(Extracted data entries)
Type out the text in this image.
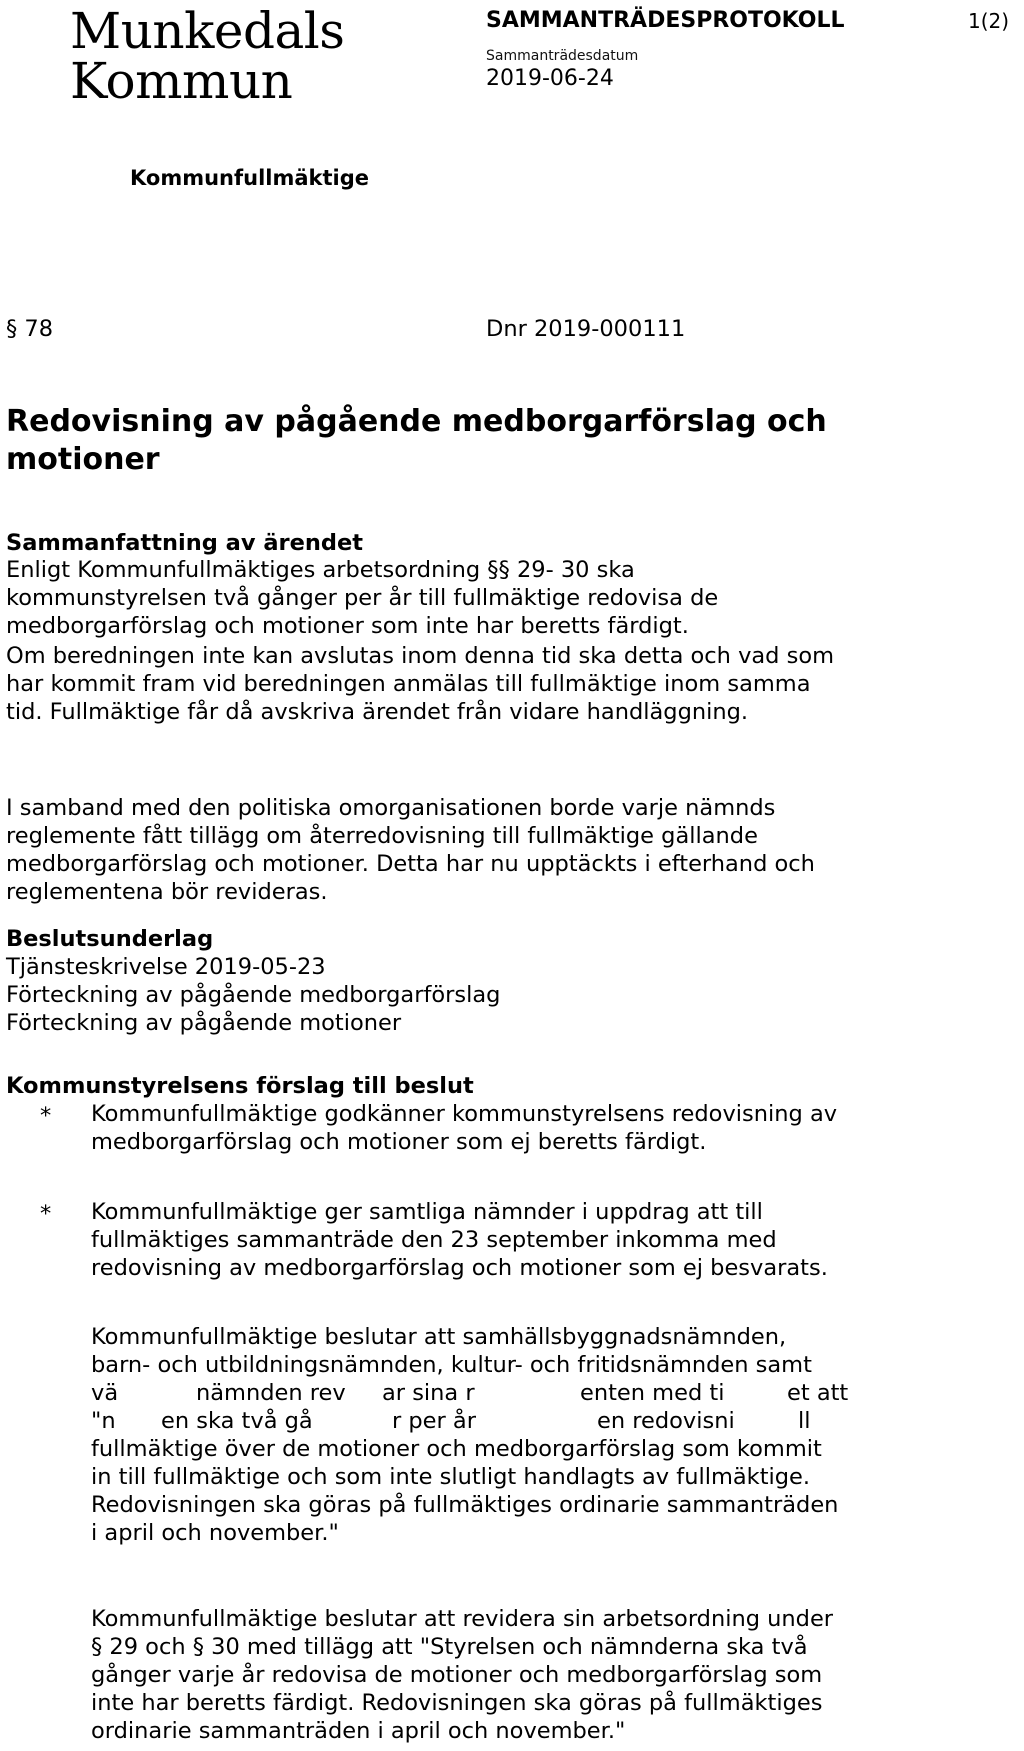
Munkedals
Kommun
SAMMANTRÄDESPROTOKOLL
Sammanträdesdatum
2019-06-24
1(2)
Kommunfullmäktige
§ 78	Dnr 2019-000111
Redovisning av pågående medborgarförslag och
motioner
Sammanfattning av ärendet

Enligt Kommunfullmäktiges arbetsordning §§ 29- 30 ska

kommunstyrelsen två gånger per år till fullmäktige redovisa de

medborgarförslag och motioner som inte har beretts färdigt.

Om beredningen inte kan avslutas inom denna tid ska detta och vad som

har kommit fram vid beredningen anmälas till fullmäktige inom samma

tid. Fullmäktige får då avskriva ärendet från vidare handläggning.

I samband med den politiska omorganisationen borde varje nämnds

reglemente fått tillägg om återredovisning till fullmäktige gällande

medborgarförslag och motioner. Detta har nu upptäckts i efterhand och

reglementena bör revideras.

Beslutsunderlag

Tjänsteskrivelse 2019-05-23

Förteckning av pågående medborgarförslag

Förteckning av pågående motioner

Kommunstyrelsens förslag till beslut
* Kommunfullmäktige godkänner kommunstyrelsens redovisning av

medborgarförslag och motioner som ej beretts färdigt.

* Kommunfullmäktige ger samtliga nämnder i uppdrag att till

fullmäktiges sammanträde den 23 september inkomma med

redovisning av medborgarförslag och motioner som ej besvarats.

Kommunfullmäktige beslutar att samhällsbyggnadsnämnden,

barn- och utbildningsnämnden, kultur- och fritidsnämnden samt

vä	nämnden rev ar sina r	enten med ti	et att
"n en ska två gå	r per år	en redovisni	ll

fullmäktige över de motioner och medborgarförslag som kommit

in till fullmäktige och som inte slutligt handlagts av fullmäktige.

Redovisningen ska göras på fullmäktiges ordinarie sammanträden

i april och november."

Kommunfullmäktige beslutar att revidera sin arbetsordning under

§ 29 och § 30 med tillägg att "Styrelsen och nämnderna ska två

gånger varje år redovisa de motioner och medborgarförslag som

inte har beretts färdigt. Redovisningen ska göras på fullmäktiges

ordinarie sammanträden i april och november."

### SET TASK
Copy each line of the data that contains the word "pågående".

### COMPLETED TASK
Redovisning av pågående medborgarförslag och
Förteckning av pågående medborgarförslag
Förteckning av pågående motioner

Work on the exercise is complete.